== Instruction ==
Search the records below for the word "Give". Pull out each line that has it.

== Material for this task ==
····················

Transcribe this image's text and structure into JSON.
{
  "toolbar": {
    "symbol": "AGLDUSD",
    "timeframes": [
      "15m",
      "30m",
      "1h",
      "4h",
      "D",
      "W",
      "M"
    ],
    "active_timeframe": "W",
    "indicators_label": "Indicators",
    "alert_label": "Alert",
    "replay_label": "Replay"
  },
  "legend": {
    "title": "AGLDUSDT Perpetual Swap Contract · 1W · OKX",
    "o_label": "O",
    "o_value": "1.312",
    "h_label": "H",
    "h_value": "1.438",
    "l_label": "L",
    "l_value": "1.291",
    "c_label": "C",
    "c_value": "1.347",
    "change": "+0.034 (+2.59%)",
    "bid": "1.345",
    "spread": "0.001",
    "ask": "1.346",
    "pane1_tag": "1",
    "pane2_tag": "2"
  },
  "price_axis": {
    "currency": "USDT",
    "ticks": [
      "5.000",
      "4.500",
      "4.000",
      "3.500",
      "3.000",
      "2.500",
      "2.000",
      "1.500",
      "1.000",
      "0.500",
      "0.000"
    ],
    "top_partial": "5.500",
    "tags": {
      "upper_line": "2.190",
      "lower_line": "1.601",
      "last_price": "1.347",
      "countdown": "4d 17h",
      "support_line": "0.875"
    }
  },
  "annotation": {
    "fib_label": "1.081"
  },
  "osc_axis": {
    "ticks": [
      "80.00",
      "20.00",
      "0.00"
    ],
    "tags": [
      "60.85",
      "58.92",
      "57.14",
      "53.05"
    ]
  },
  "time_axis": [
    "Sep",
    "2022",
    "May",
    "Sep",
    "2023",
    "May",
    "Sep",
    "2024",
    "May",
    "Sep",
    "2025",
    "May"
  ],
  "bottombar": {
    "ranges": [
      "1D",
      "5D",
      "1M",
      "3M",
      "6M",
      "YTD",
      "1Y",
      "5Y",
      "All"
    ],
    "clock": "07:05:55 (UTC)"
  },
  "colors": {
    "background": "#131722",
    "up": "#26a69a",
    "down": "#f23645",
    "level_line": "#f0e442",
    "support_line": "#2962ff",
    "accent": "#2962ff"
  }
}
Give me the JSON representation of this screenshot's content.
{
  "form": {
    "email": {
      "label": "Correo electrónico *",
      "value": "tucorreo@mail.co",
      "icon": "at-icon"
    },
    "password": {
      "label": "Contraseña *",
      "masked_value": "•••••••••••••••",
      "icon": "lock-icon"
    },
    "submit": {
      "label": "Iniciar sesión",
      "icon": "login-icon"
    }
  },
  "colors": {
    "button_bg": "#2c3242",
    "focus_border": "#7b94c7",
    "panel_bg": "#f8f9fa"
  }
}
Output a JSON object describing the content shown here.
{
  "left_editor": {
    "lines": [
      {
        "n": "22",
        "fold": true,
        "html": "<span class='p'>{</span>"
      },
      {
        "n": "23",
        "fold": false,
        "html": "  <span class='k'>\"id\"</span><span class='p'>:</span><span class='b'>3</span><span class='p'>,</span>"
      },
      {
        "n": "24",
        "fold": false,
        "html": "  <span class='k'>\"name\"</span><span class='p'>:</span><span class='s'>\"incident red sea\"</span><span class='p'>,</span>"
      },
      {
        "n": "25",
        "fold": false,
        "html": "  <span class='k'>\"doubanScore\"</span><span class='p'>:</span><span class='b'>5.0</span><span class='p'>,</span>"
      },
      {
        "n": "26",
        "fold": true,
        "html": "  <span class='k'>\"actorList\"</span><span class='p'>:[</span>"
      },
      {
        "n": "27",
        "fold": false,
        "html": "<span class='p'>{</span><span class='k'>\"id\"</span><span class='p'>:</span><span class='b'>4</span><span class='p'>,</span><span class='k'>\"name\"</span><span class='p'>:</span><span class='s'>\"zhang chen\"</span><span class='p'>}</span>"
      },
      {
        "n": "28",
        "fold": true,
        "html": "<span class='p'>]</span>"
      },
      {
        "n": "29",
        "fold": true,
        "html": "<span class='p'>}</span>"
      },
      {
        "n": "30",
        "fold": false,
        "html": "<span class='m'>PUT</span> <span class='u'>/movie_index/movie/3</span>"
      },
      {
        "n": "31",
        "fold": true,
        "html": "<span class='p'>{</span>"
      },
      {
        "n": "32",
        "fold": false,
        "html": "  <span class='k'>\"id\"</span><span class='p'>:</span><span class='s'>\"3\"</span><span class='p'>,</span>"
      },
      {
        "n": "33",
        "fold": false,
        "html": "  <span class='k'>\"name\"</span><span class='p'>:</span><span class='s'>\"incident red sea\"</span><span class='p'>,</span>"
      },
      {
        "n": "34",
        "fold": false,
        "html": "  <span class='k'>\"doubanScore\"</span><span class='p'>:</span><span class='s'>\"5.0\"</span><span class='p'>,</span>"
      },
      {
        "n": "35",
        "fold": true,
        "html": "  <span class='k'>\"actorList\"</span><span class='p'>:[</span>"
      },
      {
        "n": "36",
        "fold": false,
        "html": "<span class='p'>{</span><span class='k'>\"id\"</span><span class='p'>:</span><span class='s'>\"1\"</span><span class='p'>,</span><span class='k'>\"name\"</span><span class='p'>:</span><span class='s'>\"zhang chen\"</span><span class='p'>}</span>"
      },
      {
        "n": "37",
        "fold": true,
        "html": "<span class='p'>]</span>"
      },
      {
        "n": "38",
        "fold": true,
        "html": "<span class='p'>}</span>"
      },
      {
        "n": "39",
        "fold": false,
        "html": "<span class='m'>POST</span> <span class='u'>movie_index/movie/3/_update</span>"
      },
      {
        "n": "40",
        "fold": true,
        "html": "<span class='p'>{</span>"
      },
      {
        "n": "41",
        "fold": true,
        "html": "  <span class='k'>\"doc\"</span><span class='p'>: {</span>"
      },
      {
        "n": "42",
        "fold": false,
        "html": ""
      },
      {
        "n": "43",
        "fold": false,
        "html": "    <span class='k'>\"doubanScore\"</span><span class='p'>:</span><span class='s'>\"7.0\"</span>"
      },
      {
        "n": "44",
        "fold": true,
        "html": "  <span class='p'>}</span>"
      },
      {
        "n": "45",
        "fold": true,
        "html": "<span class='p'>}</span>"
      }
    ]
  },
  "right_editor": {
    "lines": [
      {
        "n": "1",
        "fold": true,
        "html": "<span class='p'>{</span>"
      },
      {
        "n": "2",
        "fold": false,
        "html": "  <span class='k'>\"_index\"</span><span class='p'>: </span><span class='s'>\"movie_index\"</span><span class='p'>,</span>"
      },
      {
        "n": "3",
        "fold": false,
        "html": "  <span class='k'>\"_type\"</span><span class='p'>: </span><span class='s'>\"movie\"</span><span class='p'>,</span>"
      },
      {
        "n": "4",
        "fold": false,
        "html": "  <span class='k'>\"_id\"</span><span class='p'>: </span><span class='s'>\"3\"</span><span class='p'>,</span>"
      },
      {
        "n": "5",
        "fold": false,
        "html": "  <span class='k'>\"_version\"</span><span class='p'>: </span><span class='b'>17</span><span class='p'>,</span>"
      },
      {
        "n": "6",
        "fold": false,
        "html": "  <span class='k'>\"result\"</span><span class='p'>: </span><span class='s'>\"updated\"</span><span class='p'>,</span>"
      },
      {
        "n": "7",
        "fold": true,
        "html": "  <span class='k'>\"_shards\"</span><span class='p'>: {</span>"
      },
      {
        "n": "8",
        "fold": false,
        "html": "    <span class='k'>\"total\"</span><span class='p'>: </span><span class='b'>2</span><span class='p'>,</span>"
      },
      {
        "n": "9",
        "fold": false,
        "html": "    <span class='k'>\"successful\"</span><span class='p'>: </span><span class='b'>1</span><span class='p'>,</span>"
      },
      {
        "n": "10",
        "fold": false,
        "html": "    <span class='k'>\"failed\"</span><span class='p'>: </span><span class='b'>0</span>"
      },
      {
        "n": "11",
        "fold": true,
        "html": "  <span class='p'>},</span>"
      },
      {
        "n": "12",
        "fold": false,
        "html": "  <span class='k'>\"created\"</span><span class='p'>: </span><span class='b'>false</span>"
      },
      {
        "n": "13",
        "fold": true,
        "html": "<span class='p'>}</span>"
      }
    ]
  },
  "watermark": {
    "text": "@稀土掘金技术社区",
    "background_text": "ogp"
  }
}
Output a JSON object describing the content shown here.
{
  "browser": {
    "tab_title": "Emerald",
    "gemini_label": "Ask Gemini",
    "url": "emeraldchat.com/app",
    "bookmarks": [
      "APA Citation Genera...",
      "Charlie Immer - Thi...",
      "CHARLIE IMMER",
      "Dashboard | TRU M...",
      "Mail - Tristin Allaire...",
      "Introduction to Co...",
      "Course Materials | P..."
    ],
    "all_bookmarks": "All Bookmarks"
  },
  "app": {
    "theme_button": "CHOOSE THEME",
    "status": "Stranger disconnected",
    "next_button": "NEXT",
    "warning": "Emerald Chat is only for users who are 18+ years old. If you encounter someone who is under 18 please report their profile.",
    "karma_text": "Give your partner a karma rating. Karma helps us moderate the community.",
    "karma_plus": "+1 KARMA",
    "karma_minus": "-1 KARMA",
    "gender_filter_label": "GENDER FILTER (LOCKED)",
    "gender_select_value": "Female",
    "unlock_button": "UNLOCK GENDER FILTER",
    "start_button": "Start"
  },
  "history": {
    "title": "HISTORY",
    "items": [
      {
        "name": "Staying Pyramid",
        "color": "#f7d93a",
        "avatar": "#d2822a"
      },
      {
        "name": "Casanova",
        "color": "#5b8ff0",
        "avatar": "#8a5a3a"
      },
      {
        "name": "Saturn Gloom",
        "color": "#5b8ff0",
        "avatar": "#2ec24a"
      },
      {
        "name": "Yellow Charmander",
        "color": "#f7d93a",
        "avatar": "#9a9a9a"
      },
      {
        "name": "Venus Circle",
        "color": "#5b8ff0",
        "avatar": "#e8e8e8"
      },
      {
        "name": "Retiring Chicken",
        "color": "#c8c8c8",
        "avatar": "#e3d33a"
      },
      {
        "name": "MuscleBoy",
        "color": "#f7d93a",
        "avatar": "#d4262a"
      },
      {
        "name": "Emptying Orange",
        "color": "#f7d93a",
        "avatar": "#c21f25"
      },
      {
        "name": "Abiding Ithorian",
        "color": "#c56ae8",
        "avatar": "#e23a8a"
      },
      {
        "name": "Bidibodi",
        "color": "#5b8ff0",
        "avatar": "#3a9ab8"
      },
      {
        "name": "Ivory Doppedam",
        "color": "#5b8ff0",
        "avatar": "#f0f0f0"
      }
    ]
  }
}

····················

== Worked solution ==
Give me the JSON representation of this screenshot's content.
    "karma_text": "Give your partner a karma rating. Karma helps us moderate the community.",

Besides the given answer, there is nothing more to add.